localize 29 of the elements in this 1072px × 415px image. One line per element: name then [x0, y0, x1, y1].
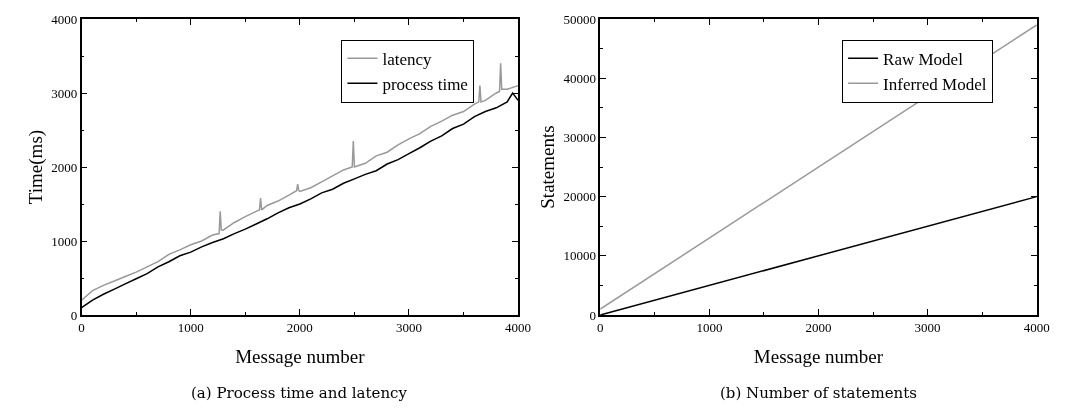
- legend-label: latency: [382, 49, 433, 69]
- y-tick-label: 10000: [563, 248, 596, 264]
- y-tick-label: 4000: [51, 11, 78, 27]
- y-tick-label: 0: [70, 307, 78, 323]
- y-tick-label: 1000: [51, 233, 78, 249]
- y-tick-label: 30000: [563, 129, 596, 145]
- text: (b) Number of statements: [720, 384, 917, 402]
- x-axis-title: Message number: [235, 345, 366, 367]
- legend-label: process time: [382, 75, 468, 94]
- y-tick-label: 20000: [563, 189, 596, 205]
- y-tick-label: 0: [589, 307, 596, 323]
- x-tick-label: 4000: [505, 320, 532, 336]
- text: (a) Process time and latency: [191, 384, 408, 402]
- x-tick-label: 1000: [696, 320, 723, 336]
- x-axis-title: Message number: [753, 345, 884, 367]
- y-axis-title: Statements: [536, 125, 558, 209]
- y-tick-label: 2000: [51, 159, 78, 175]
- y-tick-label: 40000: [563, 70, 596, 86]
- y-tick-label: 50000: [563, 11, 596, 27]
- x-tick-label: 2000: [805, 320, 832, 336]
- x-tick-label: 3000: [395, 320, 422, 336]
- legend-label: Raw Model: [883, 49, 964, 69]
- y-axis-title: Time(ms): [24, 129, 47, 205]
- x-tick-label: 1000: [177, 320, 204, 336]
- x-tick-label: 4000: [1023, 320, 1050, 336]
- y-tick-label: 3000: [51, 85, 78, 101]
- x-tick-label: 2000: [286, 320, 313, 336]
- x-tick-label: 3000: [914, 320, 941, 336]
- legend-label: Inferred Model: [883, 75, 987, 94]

--

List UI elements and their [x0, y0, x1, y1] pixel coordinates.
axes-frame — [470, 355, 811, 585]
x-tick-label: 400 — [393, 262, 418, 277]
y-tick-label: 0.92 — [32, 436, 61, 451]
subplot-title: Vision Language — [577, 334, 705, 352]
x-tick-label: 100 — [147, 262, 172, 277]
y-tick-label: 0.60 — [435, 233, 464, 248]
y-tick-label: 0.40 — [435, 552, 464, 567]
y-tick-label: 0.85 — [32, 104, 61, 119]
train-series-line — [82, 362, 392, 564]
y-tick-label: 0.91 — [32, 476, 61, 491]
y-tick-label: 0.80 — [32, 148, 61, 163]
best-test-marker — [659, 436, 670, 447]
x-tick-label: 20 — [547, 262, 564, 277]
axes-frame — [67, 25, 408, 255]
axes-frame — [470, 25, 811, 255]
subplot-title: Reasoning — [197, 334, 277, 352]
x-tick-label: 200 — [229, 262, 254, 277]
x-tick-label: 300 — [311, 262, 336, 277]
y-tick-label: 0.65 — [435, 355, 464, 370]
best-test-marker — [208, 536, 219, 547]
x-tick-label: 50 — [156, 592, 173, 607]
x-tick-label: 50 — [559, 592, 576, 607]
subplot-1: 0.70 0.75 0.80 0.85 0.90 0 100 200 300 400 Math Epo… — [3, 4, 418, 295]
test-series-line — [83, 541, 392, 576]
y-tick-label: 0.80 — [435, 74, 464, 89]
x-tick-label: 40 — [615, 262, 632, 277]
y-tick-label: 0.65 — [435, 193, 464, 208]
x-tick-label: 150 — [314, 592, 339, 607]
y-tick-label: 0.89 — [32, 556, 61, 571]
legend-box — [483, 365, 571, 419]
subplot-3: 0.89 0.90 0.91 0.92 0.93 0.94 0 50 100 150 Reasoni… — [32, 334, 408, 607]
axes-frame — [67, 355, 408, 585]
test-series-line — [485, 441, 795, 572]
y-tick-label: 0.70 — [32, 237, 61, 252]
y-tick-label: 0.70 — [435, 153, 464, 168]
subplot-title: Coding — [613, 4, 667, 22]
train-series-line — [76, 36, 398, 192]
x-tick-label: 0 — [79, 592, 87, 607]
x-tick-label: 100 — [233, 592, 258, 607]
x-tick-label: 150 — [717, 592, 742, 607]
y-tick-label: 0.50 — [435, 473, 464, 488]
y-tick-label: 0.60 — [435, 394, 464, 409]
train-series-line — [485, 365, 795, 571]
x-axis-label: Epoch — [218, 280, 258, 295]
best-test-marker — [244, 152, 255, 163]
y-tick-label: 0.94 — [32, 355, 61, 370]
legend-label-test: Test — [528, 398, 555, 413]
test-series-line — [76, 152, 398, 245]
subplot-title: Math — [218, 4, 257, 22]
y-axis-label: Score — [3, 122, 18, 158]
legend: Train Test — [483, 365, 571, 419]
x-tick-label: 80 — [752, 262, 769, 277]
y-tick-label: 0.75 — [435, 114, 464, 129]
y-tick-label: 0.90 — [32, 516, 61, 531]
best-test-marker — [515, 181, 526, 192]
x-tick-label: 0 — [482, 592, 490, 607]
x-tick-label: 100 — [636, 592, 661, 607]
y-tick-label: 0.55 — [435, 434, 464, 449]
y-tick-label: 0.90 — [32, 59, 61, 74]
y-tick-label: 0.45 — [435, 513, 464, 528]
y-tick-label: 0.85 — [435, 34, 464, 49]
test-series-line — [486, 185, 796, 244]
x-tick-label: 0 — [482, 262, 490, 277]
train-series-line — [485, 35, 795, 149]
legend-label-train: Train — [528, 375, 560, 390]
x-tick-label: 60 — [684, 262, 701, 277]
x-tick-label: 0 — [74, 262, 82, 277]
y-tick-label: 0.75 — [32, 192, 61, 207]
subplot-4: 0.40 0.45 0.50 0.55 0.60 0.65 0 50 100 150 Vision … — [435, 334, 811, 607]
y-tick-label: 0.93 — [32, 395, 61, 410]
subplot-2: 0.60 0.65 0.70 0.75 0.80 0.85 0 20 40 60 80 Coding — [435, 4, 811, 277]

...

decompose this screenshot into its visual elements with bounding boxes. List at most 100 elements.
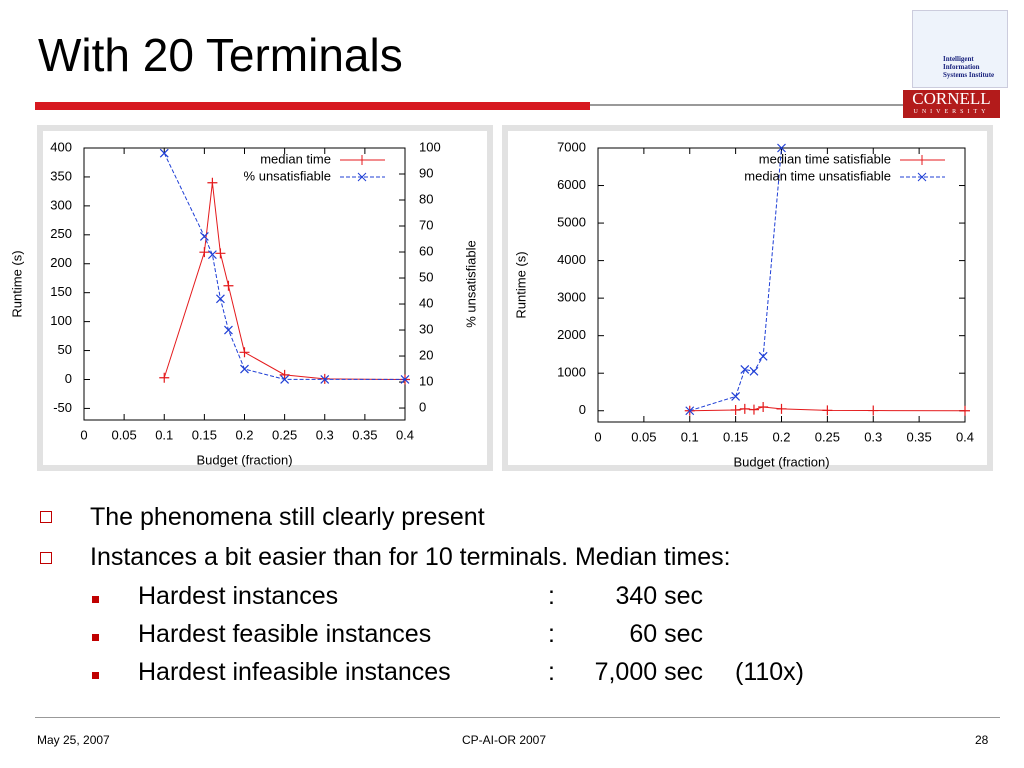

_WHAT IS BEING ASKED_.
Report every line in the items above that contains the string "axis", matching case exactly.

_SOLUTION TO THE EXERCISE_.
- x-axis-title: Message number: [235, 345, 366, 367]
- x-axis-title: Message number: [753, 345, 884, 367]
- y-axis-title: Statements: [536, 125, 558, 209]
- y-axis-title: Time(ms): [24, 129, 47, 205]
x-axis-label: Epoch — [218, 280, 258, 295]
y-axis-label: Score — [3, 122, 18, 158]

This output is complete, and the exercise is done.